> **Given instruction A**
Output the backup text word for word, starting at "Mistake 3: Unencrypted" and ending at "S3 encryption (AES-256)".

> **Page**

■ ■ ■ ■

Restore from 2 days ago: 4 hours
Data loss: 2 days

Prevention: Immutable backups (object lock)
Automatic snap with encryption key rotation

Scenario 3: Accidental Data Deletion

Customer: "Oops, deleted all orders!"
Alert: 30 sec (monitoring detects data loss)
Restore: Select backup from 1 hour ago
Result: 1 hour data loss, 5 min restore

Without backup: Unrecoverable

Common Mistakes

Mistake 1: Never Testing Restore

❌ WRONG: "Backup process works, I'm sure restores work too"
Result: Can't actually restore when needed

✓ CORRECT: Monthly restore drills
- Restore to test instance
- Run queries to verify
- Document any issues

Mistake 2: Backup in Same Datacenter

❌ WRONG: Backups on same storage as primary
Regional disaster = data + backups lost

✓ CORRECT: 3-2-1 rule
- Primary: local
- Secondary: different AZ
- Tertiary: different region

Mistake 3: Unencrypted Backups

❌ WRONG: Backups with plaintext data
Anyone with S3 access can read sensitive data

✓ CORRECT: Encryption at rest + in transit
- S3 encryption (AES-256)

■ ■ ■ ■

(Rows from a dataset)
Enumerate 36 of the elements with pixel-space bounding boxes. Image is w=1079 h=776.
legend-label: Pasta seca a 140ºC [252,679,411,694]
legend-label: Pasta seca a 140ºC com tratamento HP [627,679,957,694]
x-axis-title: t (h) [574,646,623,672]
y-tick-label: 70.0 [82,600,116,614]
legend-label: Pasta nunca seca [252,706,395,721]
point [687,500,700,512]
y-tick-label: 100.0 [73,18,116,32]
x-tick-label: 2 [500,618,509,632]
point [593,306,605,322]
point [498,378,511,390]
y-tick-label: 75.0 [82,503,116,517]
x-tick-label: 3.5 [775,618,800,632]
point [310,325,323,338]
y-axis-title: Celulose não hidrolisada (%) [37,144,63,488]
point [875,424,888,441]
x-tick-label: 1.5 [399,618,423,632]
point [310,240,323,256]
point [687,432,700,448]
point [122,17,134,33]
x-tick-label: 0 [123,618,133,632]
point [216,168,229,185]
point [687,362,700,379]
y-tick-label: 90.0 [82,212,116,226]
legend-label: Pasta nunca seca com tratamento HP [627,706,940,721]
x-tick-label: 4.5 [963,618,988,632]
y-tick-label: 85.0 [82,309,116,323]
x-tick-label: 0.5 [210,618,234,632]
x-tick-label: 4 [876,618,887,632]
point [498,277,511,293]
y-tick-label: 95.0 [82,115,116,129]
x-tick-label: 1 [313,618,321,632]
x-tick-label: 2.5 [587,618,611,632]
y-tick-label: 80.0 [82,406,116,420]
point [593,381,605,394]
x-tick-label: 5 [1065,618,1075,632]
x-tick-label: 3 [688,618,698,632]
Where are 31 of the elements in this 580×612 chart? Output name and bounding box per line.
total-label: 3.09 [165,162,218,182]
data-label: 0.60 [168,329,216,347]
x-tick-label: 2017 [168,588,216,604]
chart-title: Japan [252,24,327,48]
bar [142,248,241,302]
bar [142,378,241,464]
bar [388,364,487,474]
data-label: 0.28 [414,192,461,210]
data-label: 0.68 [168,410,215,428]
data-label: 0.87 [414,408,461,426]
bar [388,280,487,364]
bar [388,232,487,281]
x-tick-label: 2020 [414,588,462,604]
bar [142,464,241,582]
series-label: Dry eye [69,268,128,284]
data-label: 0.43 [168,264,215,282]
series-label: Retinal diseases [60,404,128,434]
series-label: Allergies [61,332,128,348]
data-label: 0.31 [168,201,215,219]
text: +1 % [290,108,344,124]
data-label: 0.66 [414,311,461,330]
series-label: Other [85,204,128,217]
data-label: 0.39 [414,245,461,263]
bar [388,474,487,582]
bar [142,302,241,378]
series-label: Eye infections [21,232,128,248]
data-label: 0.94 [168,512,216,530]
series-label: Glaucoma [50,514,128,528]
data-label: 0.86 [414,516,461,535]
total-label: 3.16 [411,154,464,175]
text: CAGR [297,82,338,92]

■ ■ ■ ■

> **Given instruction B**
Give the entries as a JSON list of strings, one string per line and blank lines left out, starting at the first line of the entries and ending at the line containing "y-tick-label: 100.0 [73,18,116,32]".

> **Solution A**
Mistake 3: Unencrypted Backups

❌ WRONG: Backups with plaintext data
Anyone with S3 access can read sensitive data

✓ CORRECT: Encryption at rest + in transit
- S3 encryption (AES-256)

> **Solution B**
[
  "Enumerate 36 of the elements with pixel-space bounding boxes. Image is w=1079 h=776.",
  "legend-label: Pasta seca a 140ºC [252,679,411,694]",
  "legend-label: Pasta seca a 140ºC com tratamento HP [627,679,957,694]",
  "x-axis-title: t (h) [574,646,623,672]",
  "y-tick-label: 70.0 [82,600,116,614]",
  "legend-label: Pasta nunca seca [252,706,395,721]",
  "point [687,500,700,512]",
  "y-tick-label: 100.0 [73,18,116,32]"
]